WHAT TO PRODUCE:
Your task is to restate the data word for word.

DATA TO PROCESS:
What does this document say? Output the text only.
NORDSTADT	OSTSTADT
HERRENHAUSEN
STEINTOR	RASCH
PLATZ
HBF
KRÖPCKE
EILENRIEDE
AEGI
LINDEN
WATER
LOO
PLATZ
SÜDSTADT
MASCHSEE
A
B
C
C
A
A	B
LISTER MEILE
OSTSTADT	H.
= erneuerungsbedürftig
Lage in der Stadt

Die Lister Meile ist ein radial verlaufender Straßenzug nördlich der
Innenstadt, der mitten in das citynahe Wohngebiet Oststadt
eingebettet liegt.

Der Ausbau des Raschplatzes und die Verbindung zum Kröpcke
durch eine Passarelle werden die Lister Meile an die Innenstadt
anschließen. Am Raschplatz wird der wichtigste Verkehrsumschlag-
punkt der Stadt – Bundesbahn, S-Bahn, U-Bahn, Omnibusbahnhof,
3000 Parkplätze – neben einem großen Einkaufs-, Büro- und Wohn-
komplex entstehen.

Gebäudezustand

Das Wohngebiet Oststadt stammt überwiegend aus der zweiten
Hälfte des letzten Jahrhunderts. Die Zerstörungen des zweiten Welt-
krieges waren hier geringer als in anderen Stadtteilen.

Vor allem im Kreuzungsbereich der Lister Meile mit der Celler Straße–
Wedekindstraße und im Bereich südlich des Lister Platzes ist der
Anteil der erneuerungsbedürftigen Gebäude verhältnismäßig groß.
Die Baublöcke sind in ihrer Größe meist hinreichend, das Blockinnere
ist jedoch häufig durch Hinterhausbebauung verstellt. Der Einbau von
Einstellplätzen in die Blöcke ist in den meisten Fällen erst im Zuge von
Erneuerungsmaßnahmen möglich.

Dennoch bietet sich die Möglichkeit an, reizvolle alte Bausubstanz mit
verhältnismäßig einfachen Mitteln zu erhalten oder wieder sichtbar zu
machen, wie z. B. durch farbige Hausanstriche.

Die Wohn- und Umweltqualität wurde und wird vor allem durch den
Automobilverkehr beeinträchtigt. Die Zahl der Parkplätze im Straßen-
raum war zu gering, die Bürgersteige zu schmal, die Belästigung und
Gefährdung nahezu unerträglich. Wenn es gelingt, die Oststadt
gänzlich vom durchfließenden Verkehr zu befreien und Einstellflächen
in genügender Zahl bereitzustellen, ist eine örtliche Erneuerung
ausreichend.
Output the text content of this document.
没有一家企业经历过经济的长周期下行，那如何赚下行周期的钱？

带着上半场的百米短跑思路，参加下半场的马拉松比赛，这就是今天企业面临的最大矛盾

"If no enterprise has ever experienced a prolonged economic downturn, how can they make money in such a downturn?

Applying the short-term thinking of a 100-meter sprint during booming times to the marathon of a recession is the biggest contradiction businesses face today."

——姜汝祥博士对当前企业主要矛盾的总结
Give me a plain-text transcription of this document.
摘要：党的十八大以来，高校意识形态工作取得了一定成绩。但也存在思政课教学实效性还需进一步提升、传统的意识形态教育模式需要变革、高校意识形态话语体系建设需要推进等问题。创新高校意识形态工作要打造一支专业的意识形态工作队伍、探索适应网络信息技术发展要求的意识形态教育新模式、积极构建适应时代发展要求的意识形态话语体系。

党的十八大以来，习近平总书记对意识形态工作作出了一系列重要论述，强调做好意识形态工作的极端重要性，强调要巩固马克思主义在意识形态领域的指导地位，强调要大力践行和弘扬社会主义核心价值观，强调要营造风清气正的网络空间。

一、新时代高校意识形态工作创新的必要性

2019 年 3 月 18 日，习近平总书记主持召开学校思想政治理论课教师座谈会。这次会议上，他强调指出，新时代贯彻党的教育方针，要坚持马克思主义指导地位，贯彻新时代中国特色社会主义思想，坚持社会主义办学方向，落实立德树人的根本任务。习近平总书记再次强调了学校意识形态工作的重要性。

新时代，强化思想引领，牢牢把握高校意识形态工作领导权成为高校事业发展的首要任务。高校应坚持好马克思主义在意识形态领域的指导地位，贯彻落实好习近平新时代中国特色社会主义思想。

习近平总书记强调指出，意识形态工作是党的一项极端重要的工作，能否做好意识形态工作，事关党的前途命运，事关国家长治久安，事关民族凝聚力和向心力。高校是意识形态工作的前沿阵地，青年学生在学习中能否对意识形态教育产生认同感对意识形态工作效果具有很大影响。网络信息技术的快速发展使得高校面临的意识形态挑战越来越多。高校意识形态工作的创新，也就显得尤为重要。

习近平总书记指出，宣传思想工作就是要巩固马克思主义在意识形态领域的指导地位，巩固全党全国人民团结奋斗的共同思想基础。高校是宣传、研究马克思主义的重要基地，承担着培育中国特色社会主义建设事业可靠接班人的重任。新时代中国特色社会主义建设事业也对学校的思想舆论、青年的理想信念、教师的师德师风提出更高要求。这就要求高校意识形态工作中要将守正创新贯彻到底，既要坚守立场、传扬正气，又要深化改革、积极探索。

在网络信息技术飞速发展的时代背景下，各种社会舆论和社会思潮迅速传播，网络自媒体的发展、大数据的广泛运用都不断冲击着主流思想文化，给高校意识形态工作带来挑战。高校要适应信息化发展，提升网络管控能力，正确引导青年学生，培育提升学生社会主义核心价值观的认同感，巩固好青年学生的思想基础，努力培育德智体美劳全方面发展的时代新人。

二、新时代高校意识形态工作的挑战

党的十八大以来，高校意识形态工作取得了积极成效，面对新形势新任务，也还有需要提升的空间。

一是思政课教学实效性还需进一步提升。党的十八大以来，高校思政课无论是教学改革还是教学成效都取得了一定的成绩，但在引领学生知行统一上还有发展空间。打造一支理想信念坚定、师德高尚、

WORKED ANSWER:
What does this document say? Output the text only.
NORDSTADT	OSTSTADT
HERRENHAUSEN
STEINTOR	RASCH
PLATZ
HBF
KRÖPCKE
EILENRIEDE
AEGI
LINDEN
WATER
LOO
PLATZ
SÜDSTADT
MASCHSEE
A
B
C
C
A
A	B
LISTER MEILE
OSTSTADT	H.
= erneuerungsbedürftig
Lage in der Stadt

Die Lister Meile ist ein radial verlaufender Straßenzug nördlich der
Innenstadt, der mitten in das citynahe Wohngebiet Oststadt
eingebettet liegt.

Der Ausbau des Raschplatzes und die Verbindung zum Kröpcke
durch eine Passarelle werden die Lister Meile an die Innenstadt
anschließen. Am Raschplatz wird der wichtigste Verkehrsumschlag-
punkt der Stadt – Bundesbahn, S-Bahn, U-Bahn, Omnibusbahnhof,
3000 Parkplätze – neben einem großen Einkaufs-, Büro- und Wohn-
komplex entstehen.

Gebäudezustand

Das Wohngebiet Oststadt stammt überwiegend aus der zweiten
Hälfte des letzten Jahrhunderts. Die Zerstörungen des zweiten Welt-
krieges waren hier geringer als in anderen Stadtteilen.

Vor allem im Kreuzungsbereich der Lister Meile mit der Celler Straße–
Wedekindstraße und im Bereich südlich des Lister Platzes ist der
Anteil der erneuerungsbedürftigen Gebäude verhältnismäßig groß.
Die Baublöcke sind in ihrer Größe meist hinreichend, das Blockinnere
ist jedoch häufig durch Hinterhausbebauung verstellt. Der Einbau von
Einstellplätzen in die Blöcke ist in den meisten Fällen erst im Zuge von
Erneuerungsmaßnahmen möglich.

Dennoch bietet sich die Möglichkeit an, reizvolle alte Bausubstanz mit
verhältnismäßig einfachen Mitteln zu erhalten oder wieder sichtbar zu
machen, wie z. B. durch farbige Hausanstriche.

Die Wohn- und Umweltqualität wurde und wird vor allem durch den
Automobilverkehr beeinträchtigt. Die Zahl der Parkplätze im Straßen-
raum war zu gering, die Bürgersteige zu schmal, die Belästigung und
Gefährdung nahezu unerträglich. Wenn es gelingt, die Oststadt
gänzlich vom durchfließenden Verkehr zu befreien und Einstellflächen
in genügender Zahl bereitzustellen, ist eine örtliche Erneuerung
ausreichend.
Output the text content of this document.
没有一家企业经历过经济的长周期下行，那如何赚下行周期的钱？

带着上半场的百米短跑思路，参加下半场的马拉松比赛，这就是今天企业面临的最大矛盾

"If no enterprise has ever experienced a prolonged economic downturn, how can they make money in such a downturn?

Applying the short-term thinking of a 100-meter sprint during booming times to the marathon of a recession is the biggest contradiction businesses face today."

——姜汝祥博士对当前企业主要矛盾的总结
Give me a plain-text transcription of this document.
摘要：党的十八大以来，高校意识形态工作取得了一定成绩。但也存在思政课教学实效性还需进一步提升、传统的意识形态教育模式需要变革、高校意识形态话语体系建设需要推进等问题。创新高校意识形态工作要打造一支专业的意识形态工作队伍、探索适应网络信息技术发展要求的意识形态教育新模式、积极构建适应时代发展要求的意识形态话语体系。

党的十八大以来，习近平总书记对意识形态工作作出了一系列重要论述，强调做好意识形态工作的极端重要性，强调要巩固马克思主义在意识形态领域的指导地位，强调要大力践行和弘扬社会主义核心价值观，强调要营造风清气正的网络空间。

一、新时代高校意识形态工作创新的必要性

2019 年 3 月 18 日，习近平总书记主持召开学校思想政治理论课教师座谈会。这次会议上，他强调指出，新时代贯彻党的教育方针，要坚持马克思主义指导地位，贯彻新时代中国特色社会主义思想，坚持社会主义办学方向，落实立德树人的根本任务。习近平总书记再次强调了学校意识形态工作的重要性。

新时代，强化思想引领，牢牢把握高校意识形态工作领导权成为高校事业发展的首要任务。高校应坚持好马克思主义在意识形态领域的指导地位，贯彻落实好习近平新时代中国特色社会主义思想。

习近平总书记强调指出，意识形态工作是党的一项极端重要的工作，能否做好意识形态工作，事关党的前途命运，事关国家长治久安，事关民族凝聚力和向心力。高校是意识形态工作的前沿阵地，青年学生在学习中能否对意识形态教育产生认同感对意识形态工作效果具有很大影响。网络信息技术的快速发展使得高校面临的意识形态挑战越来越多。高校意识形态工作的创新，也就显得尤为重要。

习近平总书记指出，宣传思想工作就是要巩固马克思主义在意识形态领域的指导地位，巩固全党全国人民团结奋斗的共同思想基础。高校是宣传、研究马克思主义的重要基地，承担着培育中国特色社会主义建设事业可靠接班人的重任。新时代中国特色社会主义建设事业也对学校的思想舆论、青年的理想信念、教师的师德师风提出更高要求。这就要求高校意识形态工作中要将守正创新贯彻到底，既要坚守立场、传扬正气，又要深化改革、积极探索。

在网络信息技术飞速发展的时代背景下，各种社会舆论和社会思潮迅速传播，网络自媒体的发展、大数据的广泛运用都不断冲击着主流思想文化，给高校意识形态工作带来挑战。高校要适应信息化发展，提升网络管控能力，正确引导青年学生，培育提升学生社会主义核心价值观的认同感，巩固好青年学生的思想基础，努力培育德智体美劳全方面发展的时代新人。

二、新时代高校意识形态工作的挑战

党的十八大以来，高校意识形态工作取得了积极成效，面对新形势新任务，也还有需要提升的空间。

一是思政课教学实效性还需进一步提升。党的十八大以来，高校思政课无论是教学改革还是教学成效都取得了一定的成绩，但在引领学生知行统一上还有发展空间。打造一支理想信念坚定、师德高尚、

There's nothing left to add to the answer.